**STATED EXERCISE 1:** Retype, word for word, the passage of the human-or-robot auction notebook that opens with the words containing "Facebook and kaggle" and closes with "normal python libraries.".
**STATED EXERCISE 2:** Continue the write-up on detecting robot bidders in the Facebook Kaggle competition, starting right after its last sentence.
═══ SELECTED EXCERPT ═══
## Assignment 2 : Kaggle
### Facebook Recruiting IV: Human or Robot?

### Abstract

Facebook and kaggle launced a compititon in 2015 to detect the bot activity from an online auction. Human bidders were getting frustrated with the inability to win auctions because of their software controlled opponents. So the objective of this competition is to classify which bids are made by bots and which bids are made by humans. Intially in the training set we had 9 columns giving a brief idea about the auctions. Before building the machine learning model we perfomed feature engineering to help classification model get better picture of the auction. Initially we are using H2O AutoML to test the our predictions and get idea about how our feature engineering resulted. After running the model on H2O we ran the model using normal python libraries. 

We implemeted the following models -
Gradient Boosting machine , Extreme Gradient Boosting, Random forest, Adaptive boosting, Caliberative classifier and Bagging classifier.

**Importing important python libraries**

Required libraries libraries-
* Numpy
* Pandas
* Sci-kit Learn
* XG Boost
* Time

In [2]:
from collections import defaultdict
import os
import time
import numpy as np

import pandas as pd
from sklearn.calibration import CalibratedClassifierCV
from sklearn.ensemble import RandomForestClassifier, \
    GradientBoostingClassifier, \
    BaggingClassifier, AdaBoostClassifier
from sklearn.metrics import roc_auc_score
import xgboost as xgb

## Dataset:

https://www.kaggle.com/c/facebook-recruiting-iv-human-or-bot/data

We have four data:
1. bids.csv:

    bid_id - The bid id which is unique for each bid given by the bidder 
    
    bidder_id - Unique bidder id for each user who bids in the auction
    
    auction - Each auction has unique id
    
    merchandise - Merchandise for which the bid we was given
    
    device - The phone device which the bidder has given the bid for the auction
    
    time - The CPU time when the bid was given
    
    country - The location of the bidder
    
    ip - The ip address of the bidder
    
    url - The url address of the bid place
    
2. sampleSubmission.csv:

    bidder_id - Unique bidder id for each user who bids in the auction
    
    prediction - Outcome for the prediction if the bidder is bot or human
    
3. test.csv:

    payment_account - Account the bidder is paying for the bid
    
4. train.csv:

    outcome - Prediction score if the bidder is human or robot

### Feature Engineering

We are calculating the time difference between the each bid for that particular auction to denote that robots do not take much of time to keep bidding in the auction as the human thinks before he acts which has very much big time difference in the bidding.
═══ DATA PROVIDED ═══
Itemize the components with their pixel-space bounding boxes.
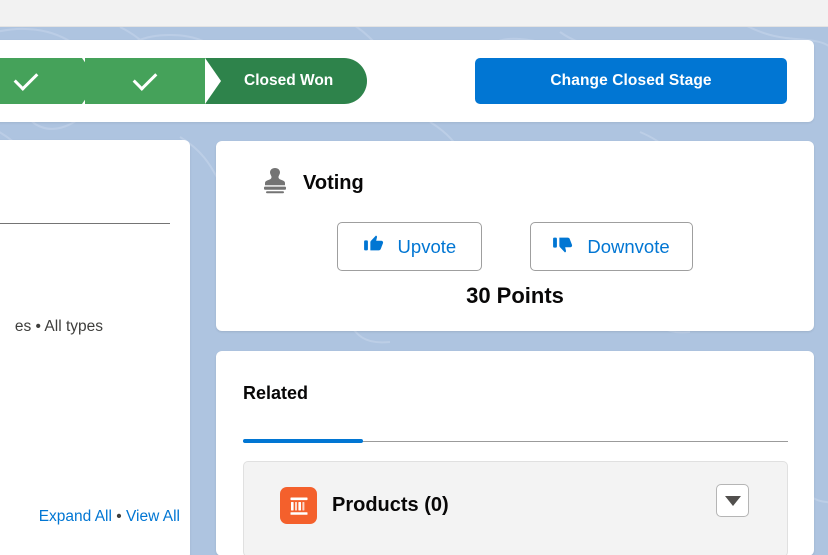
═══
**RIGHT ANSWER 1:**
Facebook and kaggle launced a compititon in 2015 to detect the bot activity from an online auction. Human bidders were getting frustrated with the inability to win auctions because of their software controlled opponents. So the objective of this competition is to classify which bids are made by bots and which bids are made by humans. Intially in the training set we had 9 columns giving a brief idea about the auctions. Before building the machine learning model we perfomed feature engineering to help classification model get better picture of the auction. Initially we are using H2O AutoML to test the our predictions and get idea about how our feature engineering resulted. After running the model on H2O we ran the model using normal python libraries.

**RIGHT ANSWER 2:**
In [4]:
def generate_timediff():
    bids = pd.read_csv('bids.csv')
    bids_grouped = bids.groupby('auction')
    bds = defaultdict(list)
    last_row = None

    for bids_auc in bids_grouped:
        for i, row in bids_auc[1].iterrows():
            if last_row is None:
                last_row = row
                continue

            time_difference = row['time'] - last_row['time']
            bds[row['bidder_id']].append(time_difference)
            last_row = row
            
    df = []
    for key in bds.keys():
        df.append({'bidder_id': key, 'mean': np.mean(bds[key]),
                   'min': np.min(bds[key]), 'max': np.max(bds[key])})
        
    pd.DataFrame(df).to_csv('tdiff.csv', index=False)

In [5]:
def generate_features_auc(group):
    return generate_features(group, auction=True)

We are one-hot encoding the features as most of the features on the dataset are of catagorical data and so we need a dataset of numerical values to train and test the data. 

In [6]:
def generate_features(group, auction=False):
    time_diff = np.ediff1d(group['time'])

    if len(time_diff) == 0:
        diff_mean = 0
        diff_std = 0
        diff_median = 0
        diff_zeros = 0
    else:
        diff_mean = np.mean(time_diff)
        diff_std = np.std(time_diff)
        diff_median = np.median(time_diff)
        diff_zeros = time_diff.shape[0] - np.count_nonzero(time_diff)

    row = dict.fromkeys(categories, 0)
    row.update(dict.fromkeys(countries_list, 0))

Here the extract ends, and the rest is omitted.